_EXERCISE OBJECTIVE_: Return the whole listing exactly as it stands.

[Stored entries]
************
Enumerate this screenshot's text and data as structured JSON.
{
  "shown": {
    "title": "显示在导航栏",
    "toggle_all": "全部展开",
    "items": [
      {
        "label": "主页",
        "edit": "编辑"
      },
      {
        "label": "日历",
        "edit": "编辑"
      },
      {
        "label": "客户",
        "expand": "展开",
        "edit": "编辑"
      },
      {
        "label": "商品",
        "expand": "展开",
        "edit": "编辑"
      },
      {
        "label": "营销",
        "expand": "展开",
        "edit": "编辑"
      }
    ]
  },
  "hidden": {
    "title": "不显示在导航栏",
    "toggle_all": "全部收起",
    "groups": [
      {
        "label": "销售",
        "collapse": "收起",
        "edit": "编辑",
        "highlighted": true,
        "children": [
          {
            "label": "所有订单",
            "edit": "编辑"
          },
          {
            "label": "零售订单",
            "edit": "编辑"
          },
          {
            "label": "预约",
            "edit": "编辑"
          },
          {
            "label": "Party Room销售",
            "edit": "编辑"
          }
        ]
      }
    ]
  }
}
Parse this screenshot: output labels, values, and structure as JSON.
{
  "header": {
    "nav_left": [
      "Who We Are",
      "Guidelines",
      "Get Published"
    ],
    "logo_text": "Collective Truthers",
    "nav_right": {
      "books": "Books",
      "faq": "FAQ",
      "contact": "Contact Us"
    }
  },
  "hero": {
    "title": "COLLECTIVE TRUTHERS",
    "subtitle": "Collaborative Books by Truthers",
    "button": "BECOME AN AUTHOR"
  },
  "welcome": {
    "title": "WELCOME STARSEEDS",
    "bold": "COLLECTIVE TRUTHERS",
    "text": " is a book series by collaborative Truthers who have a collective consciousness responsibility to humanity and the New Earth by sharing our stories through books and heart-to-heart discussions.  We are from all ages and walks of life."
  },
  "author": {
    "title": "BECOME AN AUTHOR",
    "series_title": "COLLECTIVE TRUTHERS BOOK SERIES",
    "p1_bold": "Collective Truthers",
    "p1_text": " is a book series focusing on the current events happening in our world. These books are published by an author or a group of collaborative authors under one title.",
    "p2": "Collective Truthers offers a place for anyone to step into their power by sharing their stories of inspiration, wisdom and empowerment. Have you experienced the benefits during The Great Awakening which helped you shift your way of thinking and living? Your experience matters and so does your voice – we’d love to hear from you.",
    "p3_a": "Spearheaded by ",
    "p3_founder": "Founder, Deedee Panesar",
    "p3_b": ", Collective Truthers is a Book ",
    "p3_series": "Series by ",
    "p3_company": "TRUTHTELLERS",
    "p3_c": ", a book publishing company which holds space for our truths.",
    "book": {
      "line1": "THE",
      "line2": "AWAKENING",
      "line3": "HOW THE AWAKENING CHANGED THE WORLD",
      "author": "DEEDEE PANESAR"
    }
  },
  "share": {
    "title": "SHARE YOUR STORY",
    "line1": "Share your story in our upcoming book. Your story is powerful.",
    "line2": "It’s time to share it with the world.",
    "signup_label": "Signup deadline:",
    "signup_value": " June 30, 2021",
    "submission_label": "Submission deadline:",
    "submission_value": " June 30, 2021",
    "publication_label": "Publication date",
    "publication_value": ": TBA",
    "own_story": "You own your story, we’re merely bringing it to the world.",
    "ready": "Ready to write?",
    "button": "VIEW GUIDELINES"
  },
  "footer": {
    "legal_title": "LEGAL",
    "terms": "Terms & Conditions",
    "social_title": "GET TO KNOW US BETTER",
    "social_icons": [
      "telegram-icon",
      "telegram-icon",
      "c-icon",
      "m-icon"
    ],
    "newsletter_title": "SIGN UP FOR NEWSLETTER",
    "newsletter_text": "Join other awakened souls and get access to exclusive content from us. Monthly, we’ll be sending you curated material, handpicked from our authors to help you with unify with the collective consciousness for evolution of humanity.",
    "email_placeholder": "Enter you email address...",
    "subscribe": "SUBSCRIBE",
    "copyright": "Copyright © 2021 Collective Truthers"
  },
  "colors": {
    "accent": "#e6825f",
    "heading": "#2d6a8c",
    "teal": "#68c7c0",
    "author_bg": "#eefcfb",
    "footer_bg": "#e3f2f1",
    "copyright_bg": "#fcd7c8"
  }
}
************
_THE SOLUTION_:
Enumerate this screenshot's text and data as structured JSON.
{
  "shown": {
    "title": "显示在导航栏",
    "toggle_all": "全部展开",
    "items": [
      {
        "label": "主页",
        "edit": "编辑"
      },
      {
        "label": "日历",
        "edit": "编辑"
      },
      {
        "label": "客户",
        "expand": "展开",
        "edit": "编辑"
      },
      {
        "label": "商品",
        "expand": "展开",
        "edit": "编辑"
      },
      {
        "label": "营销",
        "expand": "展开",
        "edit": "编辑"
      }
    ]
  },
  "hidden": {
    "title": "不显示在导航栏",
    "toggle_all": "全部收起",
    "groups": [
      {
        "label": "销售",
        "collapse": "收起",
        "edit": "编辑",
        "highlighted": true,
        "children": [
          {
            "label": "所有订单",
            "edit": "编辑"
          },
          {
            "label": "零售订单",
            "edit": "编辑"
          },
          {
            "label": "预约",
            "edit": "编辑"
          },
          {
            "label": "Party Room销售",
            "edit": "编辑"
          }
        ]
      }
    ]
  }
}
Parse this screenshot: output labels, values, and structure as JSON.
{
  "header": {
    "nav_left": [
      "Who We Are",
      "Guidelines",
      "Get Published"
    ],
    "logo_text": "Collective Truthers",
    "nav_right": {
      "books": "Books",
      "faq": "FAQ",
      "contact": "Contact Us"
    }
  },
  "hero": {
    "title": "COLLECTIVE TRUTHERS",
    "subtitle": "Collaborative Books by Truthers",
    "button": "BECOME AN AUTHOR"
  },
  "welcome": {
    "title": "WELCOME STARSEEDS",
    "bold": "COLLECTIVE TRUTHERS",
    "text": " is a book series by collaborative Truthers who have a collective consciousness responsibility to humanity and the New Earth by sharing our stories through books and heart-to-heart discussions.  We are from all ages and walks of life."
  },
  "author": {
    "title": "BECOME AN AUTHOR",
    "series_title": "COLLECTIVE TRUTHERS BOOK SERIES",
    "p1_bold": "Collective Truthers",
    "p1_text": " is a book series focusing on the current events happening in our world. These books are published by an author or a group of collaborative authors under one title.",
    "p2": "Collective Truthers offers a place for anyone to step into their power by sharing their stories of inspiration, wisdom and empowerment. Have you experienced the benefits during The Great Awakening which helped you shift your way of thinking and living? Your experience matters and so does your voice – we’d love to hear from you.",
    "p3_a": "Spearheaded by ",
    "p3_founder": "Founder, Deedee Panesar",
    "p3_b": ", Collective Truthers is a Book ",
    "p3_series": "Series by ",
    "p3_company": "TRUTHTELLERS",
    "p3_c": ", a book publishing company which holds space for our truths.",
    "book": {
      "line1": "THE",
      "line2": "AWAKENING",
      "line3": "HOW THE AWAKENING CHANGED THE WORLD",
      "author": "DEEDEE PANESAR"
    }
  },
  "share": {
    "title": "SHARE YOUR STORY",
    "line1": "Share your story in our upcoming book. Your story is powerful.",
    "line2": "It’s time to share it with the world.",
    "signup_label": "Signup deadline:",
    "signup_value": " June 30, 2021",
    "submission_label": "Submission deadline:",
    "submission_value": " June 30, 2021",
    "publication_label": "Publication date",
    "publication_value": ": TBA",
    "own_story": "You own your story, we’re merely bringing it to the world.",
    "ready": "Ready to write?",
    "button": "VIEW GUIDELINES"
  },
  "footer": {
    "legal_title": "LEGAL",
    "terms": "Terms & Conditions",
    "social_title": "GET TO KNOW US BETTER",
    "social_icons": [
      "telegram-icon",
      "telegram-icon",
      "c-icon",
      "m-icon"
    ],
    "newsletter_title": "SIGN UP FOR NEWSLETTER",
    "newsletter_text": "Join other awakened souls and get access to exclusive content from us. Monthly, we’ll be sending you curated material, handpicked from our authors to help you with unify with the collective consciousness for evolution of humanity.",
    "email_placeholder": "Enter you email address...",
    "subscribe": "SUBSCRIBE",
    "copyright": "Copyright © 2021 Collective Truthers"
  },
  "colors": {
    "accent": "#e6825f",
    "heading": "#2d6a8c",
    "teal": "#68c7c0",
    "author_bg": "#eefcfb",
    "footer_bg": "#e3f2f1",
    "copyright_bg": "#fcd7c8"
  }
}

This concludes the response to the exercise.